** begin DATA IN THIS EXERCISE **

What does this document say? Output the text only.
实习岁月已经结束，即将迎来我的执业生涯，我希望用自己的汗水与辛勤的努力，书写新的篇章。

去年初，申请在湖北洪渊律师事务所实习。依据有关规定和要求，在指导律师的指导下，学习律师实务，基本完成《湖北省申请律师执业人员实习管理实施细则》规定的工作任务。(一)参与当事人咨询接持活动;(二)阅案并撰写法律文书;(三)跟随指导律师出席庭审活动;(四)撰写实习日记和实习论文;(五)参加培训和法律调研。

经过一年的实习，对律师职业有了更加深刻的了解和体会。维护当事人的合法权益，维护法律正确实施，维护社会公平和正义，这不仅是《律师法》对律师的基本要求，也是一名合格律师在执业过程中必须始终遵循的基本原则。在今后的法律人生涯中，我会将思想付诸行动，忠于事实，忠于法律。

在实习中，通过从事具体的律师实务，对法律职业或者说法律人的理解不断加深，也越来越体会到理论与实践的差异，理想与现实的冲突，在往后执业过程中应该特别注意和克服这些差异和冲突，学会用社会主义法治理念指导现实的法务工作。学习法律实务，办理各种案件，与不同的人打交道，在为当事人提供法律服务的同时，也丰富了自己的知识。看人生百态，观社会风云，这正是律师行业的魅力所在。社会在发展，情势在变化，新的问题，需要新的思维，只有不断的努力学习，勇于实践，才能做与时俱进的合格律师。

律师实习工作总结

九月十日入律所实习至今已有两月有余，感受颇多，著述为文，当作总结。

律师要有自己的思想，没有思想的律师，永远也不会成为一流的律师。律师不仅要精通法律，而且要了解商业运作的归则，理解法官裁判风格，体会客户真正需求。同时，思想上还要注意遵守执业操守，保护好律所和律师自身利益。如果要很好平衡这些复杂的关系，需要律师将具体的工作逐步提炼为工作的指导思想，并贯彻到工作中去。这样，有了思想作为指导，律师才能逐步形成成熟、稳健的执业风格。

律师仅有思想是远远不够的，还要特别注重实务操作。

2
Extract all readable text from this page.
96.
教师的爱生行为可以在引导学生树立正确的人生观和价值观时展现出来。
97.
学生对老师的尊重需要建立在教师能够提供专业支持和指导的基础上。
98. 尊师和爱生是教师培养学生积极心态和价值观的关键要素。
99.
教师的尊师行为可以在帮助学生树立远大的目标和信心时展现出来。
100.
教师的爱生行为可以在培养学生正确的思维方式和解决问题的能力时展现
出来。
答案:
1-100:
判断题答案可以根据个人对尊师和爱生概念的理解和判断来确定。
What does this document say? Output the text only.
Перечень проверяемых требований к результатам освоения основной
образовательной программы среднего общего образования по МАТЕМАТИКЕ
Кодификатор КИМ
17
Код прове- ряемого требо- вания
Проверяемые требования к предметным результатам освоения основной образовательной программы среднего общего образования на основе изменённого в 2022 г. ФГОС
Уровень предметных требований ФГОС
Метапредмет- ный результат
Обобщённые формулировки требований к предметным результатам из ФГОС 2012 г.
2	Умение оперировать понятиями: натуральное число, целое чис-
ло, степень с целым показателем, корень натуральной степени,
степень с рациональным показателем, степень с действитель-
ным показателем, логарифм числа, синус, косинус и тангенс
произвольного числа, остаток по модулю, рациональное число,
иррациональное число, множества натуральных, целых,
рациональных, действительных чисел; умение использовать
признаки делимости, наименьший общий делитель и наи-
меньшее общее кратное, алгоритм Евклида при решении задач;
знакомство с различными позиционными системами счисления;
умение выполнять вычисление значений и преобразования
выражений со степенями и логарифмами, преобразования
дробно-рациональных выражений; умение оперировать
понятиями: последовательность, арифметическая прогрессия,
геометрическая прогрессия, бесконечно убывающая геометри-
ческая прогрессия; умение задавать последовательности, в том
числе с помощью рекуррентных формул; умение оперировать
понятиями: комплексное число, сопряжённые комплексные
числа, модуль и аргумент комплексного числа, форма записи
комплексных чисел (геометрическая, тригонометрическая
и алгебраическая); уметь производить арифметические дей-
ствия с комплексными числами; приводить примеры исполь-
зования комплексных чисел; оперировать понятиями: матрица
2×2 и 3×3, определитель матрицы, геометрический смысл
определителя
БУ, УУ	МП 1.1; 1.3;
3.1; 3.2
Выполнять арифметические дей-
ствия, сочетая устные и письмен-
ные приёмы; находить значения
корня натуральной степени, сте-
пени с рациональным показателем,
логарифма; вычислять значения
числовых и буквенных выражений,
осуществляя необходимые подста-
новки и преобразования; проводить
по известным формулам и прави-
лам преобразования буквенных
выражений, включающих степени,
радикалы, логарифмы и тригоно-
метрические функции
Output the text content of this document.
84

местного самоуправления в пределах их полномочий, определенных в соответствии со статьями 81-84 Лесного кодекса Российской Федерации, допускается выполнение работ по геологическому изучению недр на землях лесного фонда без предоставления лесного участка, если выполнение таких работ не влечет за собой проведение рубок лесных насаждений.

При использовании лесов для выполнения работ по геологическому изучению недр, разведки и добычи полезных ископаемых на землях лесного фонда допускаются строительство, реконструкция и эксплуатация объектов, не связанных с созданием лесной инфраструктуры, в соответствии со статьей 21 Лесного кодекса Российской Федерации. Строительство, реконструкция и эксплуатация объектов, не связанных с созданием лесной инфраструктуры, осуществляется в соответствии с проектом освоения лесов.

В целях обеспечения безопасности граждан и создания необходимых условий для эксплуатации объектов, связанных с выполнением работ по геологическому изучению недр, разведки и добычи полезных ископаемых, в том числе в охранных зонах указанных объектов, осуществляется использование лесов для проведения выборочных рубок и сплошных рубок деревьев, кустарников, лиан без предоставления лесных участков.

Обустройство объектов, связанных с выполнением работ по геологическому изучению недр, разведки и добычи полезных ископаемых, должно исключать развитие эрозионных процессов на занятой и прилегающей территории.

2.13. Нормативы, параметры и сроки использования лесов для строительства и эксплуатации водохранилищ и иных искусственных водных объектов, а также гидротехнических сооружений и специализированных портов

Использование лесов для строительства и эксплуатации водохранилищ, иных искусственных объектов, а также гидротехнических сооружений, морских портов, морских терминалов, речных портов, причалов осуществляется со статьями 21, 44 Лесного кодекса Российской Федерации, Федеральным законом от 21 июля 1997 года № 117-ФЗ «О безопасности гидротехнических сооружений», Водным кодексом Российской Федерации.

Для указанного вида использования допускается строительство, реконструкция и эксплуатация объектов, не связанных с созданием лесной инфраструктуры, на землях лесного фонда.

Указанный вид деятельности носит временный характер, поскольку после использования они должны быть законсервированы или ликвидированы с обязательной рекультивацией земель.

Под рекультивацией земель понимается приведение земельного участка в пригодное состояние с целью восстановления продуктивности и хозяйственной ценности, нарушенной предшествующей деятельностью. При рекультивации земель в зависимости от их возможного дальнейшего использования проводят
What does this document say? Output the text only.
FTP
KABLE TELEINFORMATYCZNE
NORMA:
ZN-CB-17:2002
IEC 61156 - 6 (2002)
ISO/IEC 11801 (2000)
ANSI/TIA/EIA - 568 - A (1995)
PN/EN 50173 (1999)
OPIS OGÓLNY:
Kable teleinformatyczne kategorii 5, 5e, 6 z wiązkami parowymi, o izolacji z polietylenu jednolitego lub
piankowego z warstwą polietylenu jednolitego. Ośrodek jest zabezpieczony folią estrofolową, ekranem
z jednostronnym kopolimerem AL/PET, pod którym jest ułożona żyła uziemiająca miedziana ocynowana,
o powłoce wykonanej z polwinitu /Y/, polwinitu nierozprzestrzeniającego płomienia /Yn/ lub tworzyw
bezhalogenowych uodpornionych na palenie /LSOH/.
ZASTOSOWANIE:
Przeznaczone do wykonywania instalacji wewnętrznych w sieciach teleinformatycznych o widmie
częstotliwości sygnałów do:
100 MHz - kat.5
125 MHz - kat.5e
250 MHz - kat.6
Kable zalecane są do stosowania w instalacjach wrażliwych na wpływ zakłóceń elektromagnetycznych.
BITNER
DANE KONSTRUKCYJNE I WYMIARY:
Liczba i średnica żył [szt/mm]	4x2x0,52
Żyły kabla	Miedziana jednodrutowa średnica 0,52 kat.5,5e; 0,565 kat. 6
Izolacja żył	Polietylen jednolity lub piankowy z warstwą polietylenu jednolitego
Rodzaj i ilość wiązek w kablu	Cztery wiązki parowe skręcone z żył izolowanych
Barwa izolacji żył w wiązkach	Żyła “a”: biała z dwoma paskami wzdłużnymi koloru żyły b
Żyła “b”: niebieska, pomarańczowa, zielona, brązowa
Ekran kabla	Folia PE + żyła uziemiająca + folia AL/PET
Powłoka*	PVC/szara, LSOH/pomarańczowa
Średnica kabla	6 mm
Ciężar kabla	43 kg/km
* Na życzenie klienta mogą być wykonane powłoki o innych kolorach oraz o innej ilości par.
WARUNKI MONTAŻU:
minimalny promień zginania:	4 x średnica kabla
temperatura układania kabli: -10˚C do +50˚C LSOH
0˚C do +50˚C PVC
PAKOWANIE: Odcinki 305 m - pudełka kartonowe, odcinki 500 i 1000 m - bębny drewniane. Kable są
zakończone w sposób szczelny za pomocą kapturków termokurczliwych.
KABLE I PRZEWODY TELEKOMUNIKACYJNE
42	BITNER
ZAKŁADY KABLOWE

** end DATA IN THIS EXERCISE **

Copy every line of the data that holds the string "лесной".

При использовании лесов для выполнения работ по геологическому изучению недр, разведки и добычи полезных ископаемых на землях лесного фонда допускаются строительство, реконструкция и эксплуатация объектов, не связанных с созданием лесной инфраструктуры, в соответствии со статьей 21 Лесного кодекса Российской Федерации. Строительство, реконструкция и эксплуатация объектов, не связанных с созданием лесной инфраструктуры, осуществляется в соответствии с проектом освоения лесов.
Для указанного вида использования допускается строительство, реконструкция и эксплуатация объектов, не связанных с созданием лесной инфраструктуры, на землях лесного фонда.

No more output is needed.